***** DATA LISTING *****

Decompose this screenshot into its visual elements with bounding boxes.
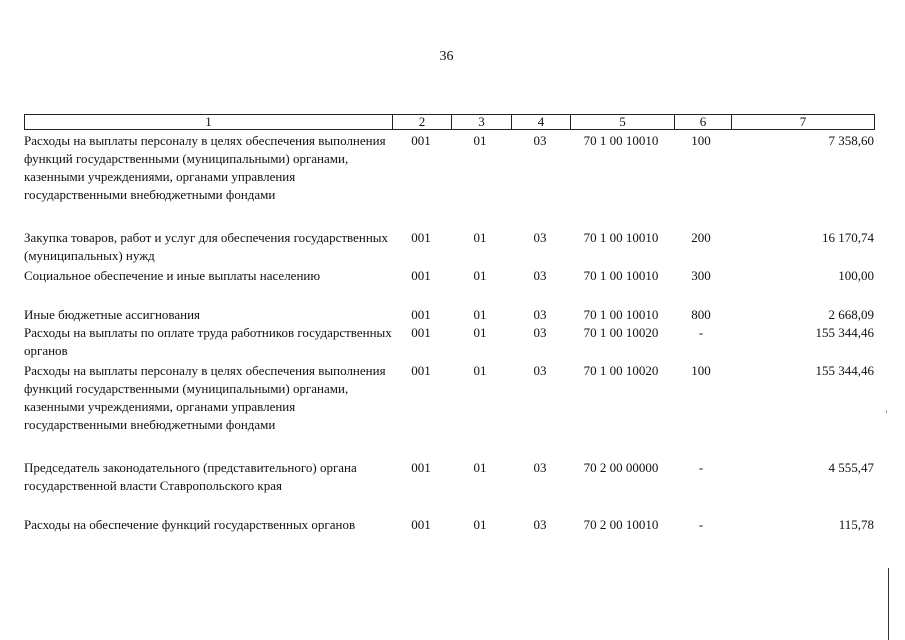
scan-edge-line [888, 568, 889, 640]
code-col-3: 01 [473, 133, 487, 148]
column-header-1: 1 [25, 115, 393, 130]
code-col-4: 03 [533, 460, 547, 475]
amount: 2 668,09 [828, 307, 874, 322]
code-col-4: 03 [533, 517, 547, 532]
amount: 155 344,46 [815, 325, 874, 340]
column-header-7: 7 [732, 115, 875, 130]
amount: 155 344,46 [815, 363, 874, 378]
expense-name: Председатель законодательного (представительного) органа государственной власти Ставропольского края [24, 460, 357, 493]
amount: 7 358,60 [828, 133, 874, 148]
code-col-6: - [698, 460, 704, 475]
expense-name: Расходы на выплаты по оплате труда работников государственных органов [24, 325, 392, 358]
code-col-3: 01 [473, 307, 487, 322]
table-header [24, 114, 875, 130]
code-col-3: 01 [473, 363, 487, 378]
code-col-6: 200 [691, 230, 711, 245]
code-col-2: 001 [411, 133, 431, 148]
code-col-4: 03 [533, 307, 547, 322]
code-col-5: 70 1 00 10010 [583, 133, 659, 148]
expense-name: Расходы на обеспечение функций государственных органов [24, 517, 356, 532]
code-col-2: 001 [411, 363, 431, 378]
code-col-4: 03 [533, 268, 547, 283]
scan-mark [886, 410, 887, 413]
code-col-5: 70 2 00 00000 [583, 460, 659, 475]
code-col-4: 03 [533, 325, 547, 340]
amount: 4 555,47 [828, 460, 874, 475]
expense-name: Иные бюджетные ассигнования [24, 307, 201, 322]
code-col-5: 70 1 00 10020 [583, 325, 659, 340]
expense-name: Расходы на выплаты персоналу в целях обеспечения выполнения функций государственными (муниципальными) органами, казенными учреждениями, органами управления государственными внебюджетными фондами [24, 133, 386, 202]
code-col-2: 001 [411, 460, 431, 475]
column-header-6: 6 [675, 115, 732, 130]
column-header-2: 2 [393, 115, 452, 130]
code-col-6: - [698, 325, 704, 340]
column-header-4: 4 [512, 115, 571, 130]
column-header-3: 3 [452, 115, 512, 130]
code-col-6: 800 [691, 307, 711, 322]
code-col-5: 70 1 00 10020 [583, 363, 659, 378]
code-col-3: 01 [473, 460, 487, 475]
code-col-6: 300 [691, 268, 711, 283]
amount: 115,78 [838, 517, 874, 532]
code-col-2: 001 [411, 517, 431, 532]
page-number: 36 [439, 49, 454, 64]
code-col-2: 001 [411, 325, 431, 340]
code-col-2: 001 [411, 268, 431, 283]
code-col-3: 01 [473, 517, 487, 532]
code-col-3: 01 [473, 268, 487, 283]
code-col-5: 70 1 00 10010 [583, 307, 659, 322]
code-col-2: 001 [411, 307, 431, 322]
code-col-6: 100 [691, 363, 711, 378]
code-col-6: - [698, 517, 704, 532]
expense-name: Социальное обеспечение и иные выплаты населению [24, 268, 321, 283]
code-col-3: 01 [473, 325, 487, 340]
code-col-2: 001 [411, 230, 431, 245]
code-col-4: 03 [533, 230, 547, 245]
code-col-5: 70 1 00 10010 [583, 230, 659, 245]
code-col-5: 70 2 00 10010 [583, 517, 659, 532]
code-col-3: 01 [473, 230, 487, 245]
code-col-5: 70 1 00 10010 [583, 268, 659, 283]
code-col-4: 03 [533, 133, 547, 148]
amount: 100,00 [838, 268, 874, 283]
expense-name: Закупка товаров, работ и услуг для обеспечения государственных (муниципальных) нужд [24, 230, 389, 263]
code-col-4: 03 [533, 363, 547, 378]
column-header-5: 5 [571, 115, 675, 130]
amount: 16 170,74 [822, 230, 874, 245]
expense-name: Расходы на выплаты персоналу в целях обеспечения выполнения функций государственными (муниципальными) органами, казенными учреждениями, органами управления государственными внебюджетными фондами [24, 363, 386, 432]
code-col-6: 100 [691, 133, 711, 148]
table-header-row [25, 115, 875, 130]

*****

EXERCISE AIM: Starting at the line that contains "scan-edge-line [888, 568, 889, 640]" and ending at the line that contains "code-col-5: 70 1 00 10010 [583, 133, 659, 148]", write out those lines again, switching "amount" to "total" and leaving everything else unchanged.

SOLUTION FOR THIS EXERCISE:
scan-edge-line [888, 568, 889, 640]
code-col-3: 01 [473, 133, 487, 148]
column-header-1: 1 [25, 115, 393, 130]
code-col-4: 03 [533, 460, 547, 475]
total: 2 668,09 [828, 307, 874, 322]
code-col-4: 03 [533, 517, 547, 532]
total: 155 344,46 [815, 325, 874, 340]
column-header-7: 7 [732, 115, 875, 130]
total: 155 344,46 [815, 363, 874, 378]
expense-name: Председатель законодательного (представительного) органа государственной власти Ставропольского края [24, 460, 357, 493]
total: 7 358,60 [828, 133, 874, 148]
code-col-6: - [698, 460, 704, 475]
expense-name: Расходы на выплаты по оплате труда работников государственных органов [24, 325, 392, 358]
code-col-3: 01 [473, 307, 487, 322]
table-header [24, 114, 875, 130]
code-col-3: 01 [473, 363, 487, 378]
code-col-6: 200 [691, 230, 711, 245]
code-col-2: 001 [411, 133, 431, 148]
code-col-4: 03 [533, 307, 547, 322]
code-col-5: 70 1 00 10010 [583, 133, 659, 148]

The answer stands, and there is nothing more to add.